Aim
Copy out each line of the material below with no changes.

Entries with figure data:
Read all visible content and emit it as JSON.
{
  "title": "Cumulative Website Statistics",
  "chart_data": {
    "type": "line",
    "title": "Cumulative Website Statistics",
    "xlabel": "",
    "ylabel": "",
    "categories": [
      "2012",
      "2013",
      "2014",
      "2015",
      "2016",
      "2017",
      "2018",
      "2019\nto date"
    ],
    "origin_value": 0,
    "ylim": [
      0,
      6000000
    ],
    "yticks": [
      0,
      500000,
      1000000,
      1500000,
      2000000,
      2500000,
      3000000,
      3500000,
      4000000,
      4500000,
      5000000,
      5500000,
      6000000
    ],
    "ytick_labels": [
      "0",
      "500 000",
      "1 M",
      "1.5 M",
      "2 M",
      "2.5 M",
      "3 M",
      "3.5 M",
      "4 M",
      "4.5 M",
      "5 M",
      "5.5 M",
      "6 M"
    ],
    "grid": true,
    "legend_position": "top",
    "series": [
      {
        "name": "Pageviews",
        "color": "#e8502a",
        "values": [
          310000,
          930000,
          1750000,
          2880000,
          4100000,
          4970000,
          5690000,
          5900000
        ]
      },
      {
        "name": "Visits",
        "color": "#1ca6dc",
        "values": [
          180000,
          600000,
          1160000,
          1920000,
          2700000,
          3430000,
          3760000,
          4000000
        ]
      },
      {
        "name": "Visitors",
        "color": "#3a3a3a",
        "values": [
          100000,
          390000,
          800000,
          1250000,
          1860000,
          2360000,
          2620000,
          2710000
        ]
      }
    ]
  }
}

Exercise solution
Read all visible content and emit it as JSON.
{
  "title": "Cumulative Website Statistics",
  "chart_data": {
    "type": "line",
    "title": "Cumulative Website Statistics",
    "xlabel": "",
    "ylabel": "",
    "categories": [
      "2012",
      "2013",
      "2014",
      "2015",
      "2016",
      "2017",
      "2018",
      "2019\nto date"
    ],
    "origin_value": 0,
    "ylim": [
      0,
      6000000
    ],
    "yticks": [
      0,
      500000,
      1000000,
      1500000,
      2000000,
      2500000,
      3000000,
      3500000,
      4000000,
      4500000,
      5000000,
      5500000,
      6000000
    ],
    "ytick_labels": [
      "0",
      "500 000",
      "1 M",
      "1.5 M",
      "2 M",
      "2.5 M",
      "3 M",
      "3.5 M",
      "4 M",
      "4.5 M",
      "5 M",
      "5.5 M",
      "6 M"
    ],
    "grid": true,
    "legend_position": "top",
    "series": [
      {
        "name": "Pageviews",
        "color": "#e8502a",
        "values": [
          310000,
          930000,
          1750000,
          2880000,
          4100000,
          4970000,
          5690000,
          5900000
        ]
      },
      {
        "name": "Visits",
        "color": "#1ca6dc",
        "values": [
          180000,
          600000,
          1160000,
          1920000,
          2700000,
          3430000,
          3760000,
          4000000
        ]
      },
      {
        "name": "Visitors",
        "color": "#3a3a3a",
        "values": [
          100000,
          390000,
          800000,
          1250000,
          1860000,
          2360000,
          2620000,
          2710000
        ]
      }
    ]
  }
}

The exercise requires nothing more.